§ EXERCISE DIRECTIONS:
How many lines in the records below hold the string "this"? Please answer with the number and nothing more.

§ DATA SUPPLIED:
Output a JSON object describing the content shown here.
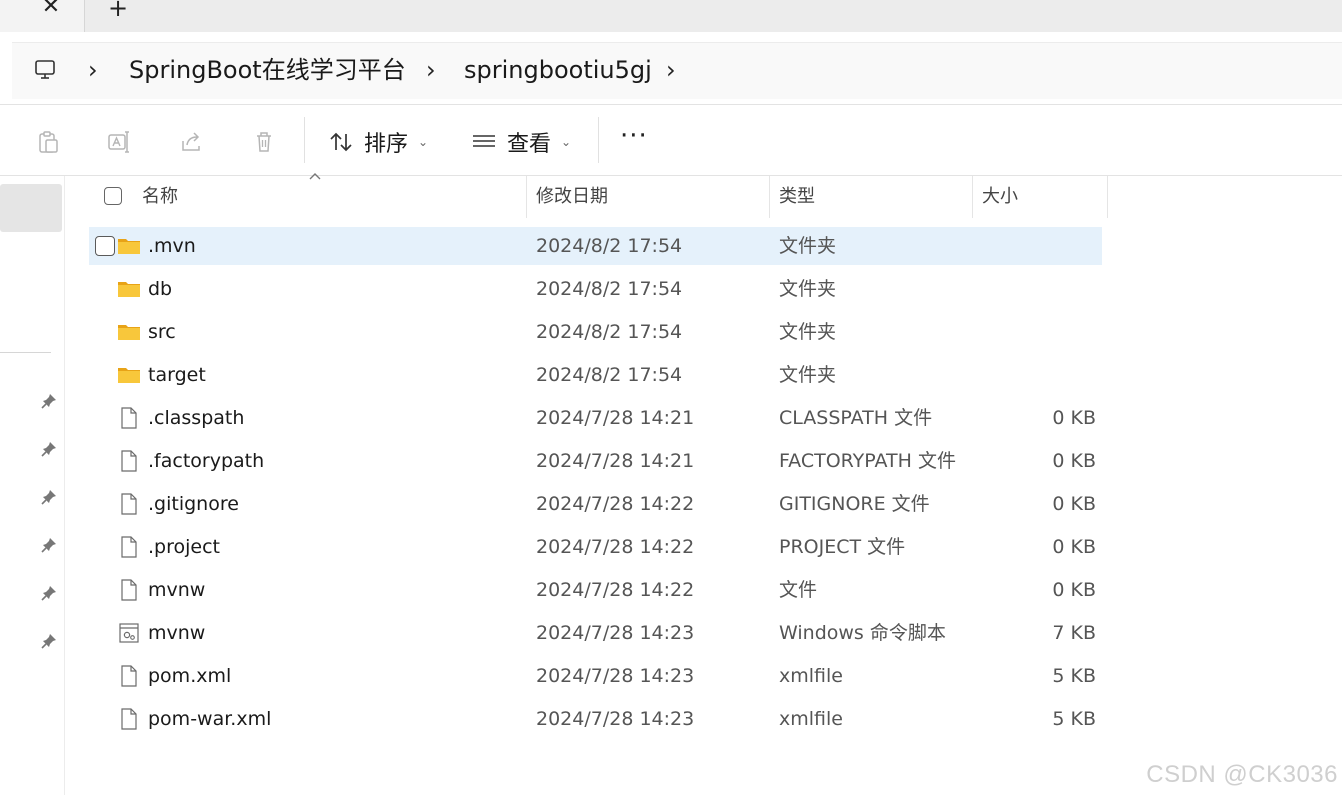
{
  "window": {
    "tab_close_glyph": "✕",
    "tab_new_glyph": "+"
  },
  "address_bar": {
    "root_icon": "computer-icon",
    "separator": "›",
    "crumbs": [
      "SpringBoot在线学习平台",
      "springbootiu5gj"
    ]
  },
  "toolbar": {
    "disabled_icons": [
      "paste-icon",
      "rename-icon",
      "share-icon",
      "delete-icon"
    ],
    "sort_label": "排序",
    "view_label": "查看",
    "more_label": "···"
  },
  "columns": {
    "name": "名称",
    "modified": "修改日期",
    "type": "类型",
    "size": "大小"
  },
  "files": [
    {
      "name": ".mvn",
      "modified": "2024/8/2 17:54",
      "type": "文件夹",
      "size": "",
      "icon": "folder-icon",
      "selected": true
    },
    {
      "name": "db",
      "modified": "2024/8/2 17:54",
      "type": "文件夹",
      "size": "",
      "icon": "folder-icon"
    },
    {
      "name": "src",
      "modified": "2024/8/2 17:54",
      "type": "文件夹",
      "size": "",
      "icon": "folder-icon"
    },
    {
      "name": "target",
      "modified": "2024/8/2 17:54",
      "type": "文件夹",
      "size": "",
      "icon": "folder-icon"
    },
    {
      "name": ".classpath",
      "modified": "2024/7/28 14:21",
      "type": "CLASSPATH 文件",
      "size": "0 KB",
      "icon": "file-icon"
    },
    {
      "name": ".factorypath",
      "modified": "2024/7/28 14:21",
      "type": "FACTORYPATH 文件",
      "size": "0 KB",
      "icon": "file-icon"
    },
    {
      "name": ".gitignore",
      "modified": "2024/7/28 14:22",
      "type": "GITIGNORE 文件",
      "size": "0 KB",
      "icon": "file-icon"
    },
    {
      "name": ".project",
      "modified": "2024/7/28 14:22",
      "type": "PROJECT 文件",
      "size": "0 KB",
      "icon": "file-icon"
    },
    {
      "name": "mvnw",
      "modified": "2024/7/28 14:22",
      "type": "文件",
      "size": "0 KB",
      "icon": "file-icon"
    },
    {
      "name": "mvnw",
      "modified": "2024/7/28 14:23",
      "type": "Windows 命令脚本",
      "size": "7 KB",
      "icon": "script-file-icon"
    },
    {
      "name": "pom.xml",
      "modified": "2024/7/28 14:23",
      "type": "xmlfile",
      "size": "5 KB",
      "icon": "file-icon"
    },
    {
      "name": "pom-war.xml",
      "modified": "2024/7/28 14:23",
      "type": "xmlfile",
      "size": "5 KB",
      "icon": "file-icon"
    }
  ],
  "watermark": "CSDN @CK3036",
  "colors": {
    "selected_row": "#e5f1fb",
    "folder": "#f8c73b",
    "folder_dark": "#e8a317",
    "sidebar_selected": "#e5e5e5"
  }
}
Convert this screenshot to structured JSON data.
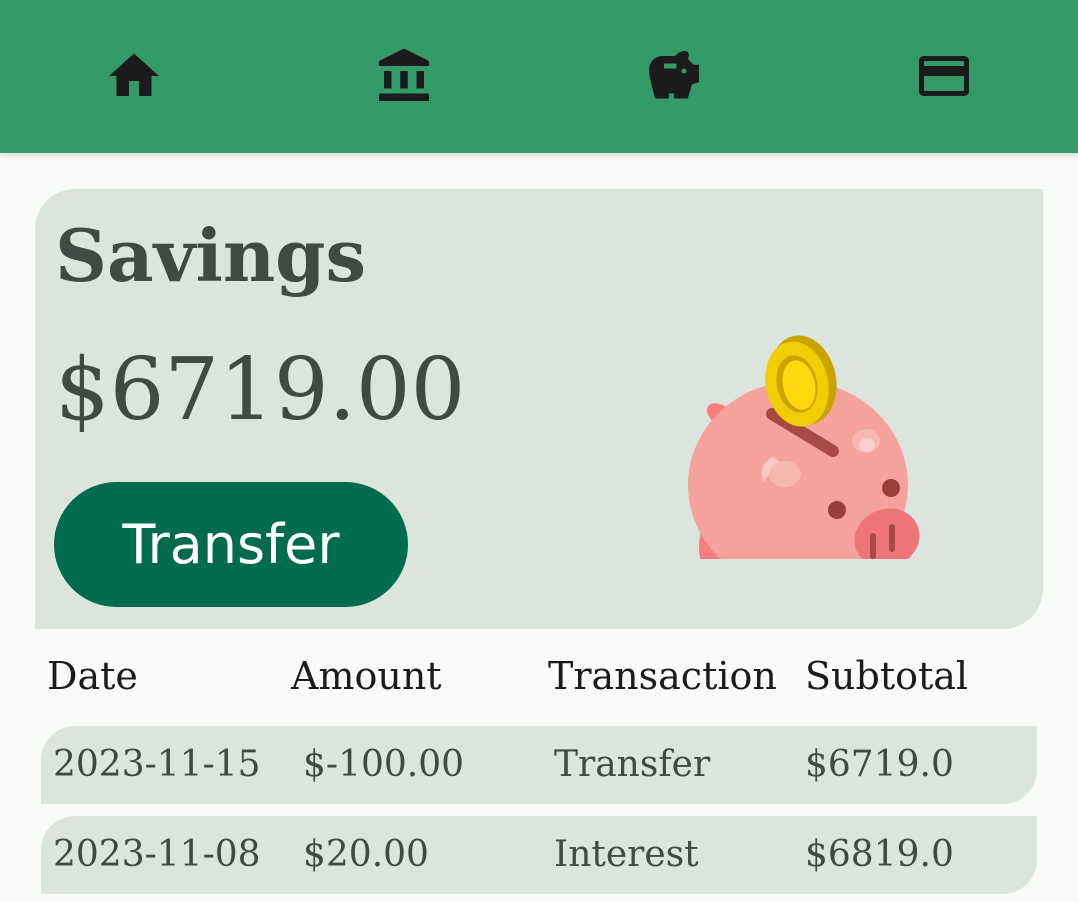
{
  "nav": {
    "items": [
      {
        "name": "home",
        "icon": "home-icon"
      },
      {
        "name": "bank",
        "icon": "bank-icon"
      },
      {
        "name": "savings",
        "icon": "piggy-bank-icon"
      },
      {
        "name": "card",
        "icon": "credit-card-icon"
      }
    ],
    "bar_color": "#349b68"
  },
  "account": {
    "title": "Savings",
    "balance": "$6719.00",
    "transfer_label": "Transfer",
    "illustration": "piggy-bank-with-coin-illustration"
  },
  "transactions": {
    "columns": [
      "Date",
      "Amount",
      "Transaction",
      "Subtotal"
    ],
    "rows": [
      {
        "date": "2023-11-15",
        "amount": "$-100.00",
        "type": "Transfer",
        "subtotal": "$6719.0"
      },
      {
        "date": "2023-11-08",
        "amount": "$20.00",
        "type": "Interest",
        "subtotal": "$6819.0"
      }
    ]
  },
  "colors": {
    "accent": "#349b68",
    "button": "#006c4b",
    "card": "#dbe5de",
    "text": "#404943"
  }
}
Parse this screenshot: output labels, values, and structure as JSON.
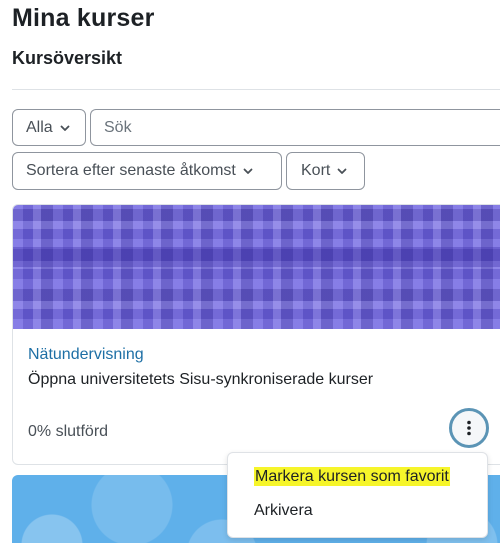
{
  "header": {
    "title": "Mina kurser",
    "section_title": "Kursöversikt"
  },
  "filters": {
    "grouping_label": "Alla",
    "search_placeholder": "Sök",
    "sort_label": "Sortera efter senaste åtkomst",
    "view_label": "Kort"
  },
  "courses": [
    {
      "category": "Nätundervisning",
      "name": "Öppna universitetets Sisu-synkroniserade kurser",
      "progress": "0% slutförd",
      "image_color": "#6a5fe0"
    },
    {
      "image_color": "#5fb0ea"
    }
  ],
  "course_menu": {
    "items": [
      {
        "label": "Markera kursen som favorit"
      },
      {
        "label": "Arkivera"
      }
    ]
  },
  "colors": {
    "link": "#1d6fa5",
    "focus_ring": "#5b94b5",
    "highlight": "#f6f52a"
  },
  "icons": {
    "dropdown_chevron": "chevron-down-icon",
    "course_actions": "more-vertical-icon"
  }
}
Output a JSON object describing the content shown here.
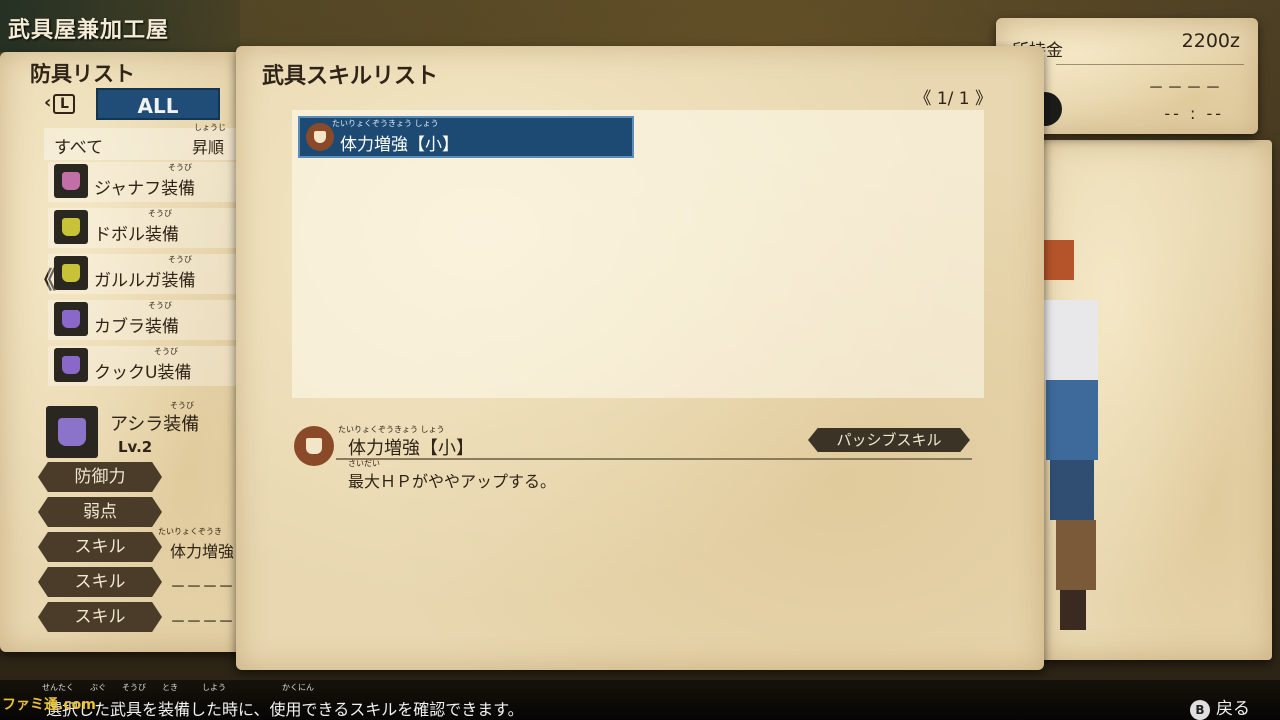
{
  "shop_title": "武具屋兼加工屋",
  "left_panel": {
    "title": "防具リスト",
    "filter": {
      "l_button": "L",
      "all_tab": "ALL"
    },
    "sort": {
      "left": "すべて",
      "right": "昇順",
      "right_ruby": "しょうじ"
    },
    "items": [
      {
        "name": "ジャナフ装備",
        "ruby": "そうび",
        "color": "#c26fa7"
      },
      {
        "name": "ドボル装備",
        "ruby": "そうび",
        "color": "#c7c237"
      },
      {
        "name": "ガルルガ装備",
        "ruby": "そうび",
        "color": "#c7c237"
      },
      {
        "name": "カブラ装備",
        "ruby": "そうび",
        "color": "#8a68c9"
      },
      {
        "name": "クックU装備",
        "ruby": "そうび",
        "color": "#8a68c9"
      }
    ],
    "equip": {
      "name": "アシラ装備",
      "ruby": "そうび",
      "level": "Lv.2"
    },
    "stats": [
      {
        "tag": "防御力",
        "value": "",
        "ruby": ""
      },
      {
        "tag": "弱点",
        "value": "",
        "ruby": ""
      },
      {
        "tag": "スキル",
        "value": "体力増強",
        "ruby": "たいりょくぞうき"
      },
      {
        "tag": "スキル",
        "value": "－－－－",
        "ruby": ""
      },
      {
        "tag": "スキル",
        "value": "－－－－",
        "ruby": ""
      }
    ]
  },
  "money": {
    "label": "所持金",
    "amount": "2200z",
    "line1": "－－－－",
    "line2": "-- : --"
  },
  "dialog": {
    "title": "武具スキルリスト",
    "pager": "《  1/  1 》",
    "skills": [
      {
        "name": "体力増強【小】",
        "ruby": "たいりょくぞうきょう しょう"
      }
    ],
    "detail": {
      "name": "体力増強【小】",
      "ruby": "たいりょくぞうきょう しょう",
      "badge": "パッシブスキル",
      "desc": "最大ＨＰがややアップする。",
      "desc_ruby": "さいだい"
    }
  },
  "bottom": {
    "help": "選択した武具を装備した時に、使用できるスキルを確認できます。",
    "help_ruby": "せんたく　　ぶぐ　　そうび　　とき　　　しよう　　　　　　　かくにん",
    "back_key": "B",
    "back": "戻る"
  },
  "watermark": "ファミ通.com"
}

§ PROBLEM SOLUTION:
2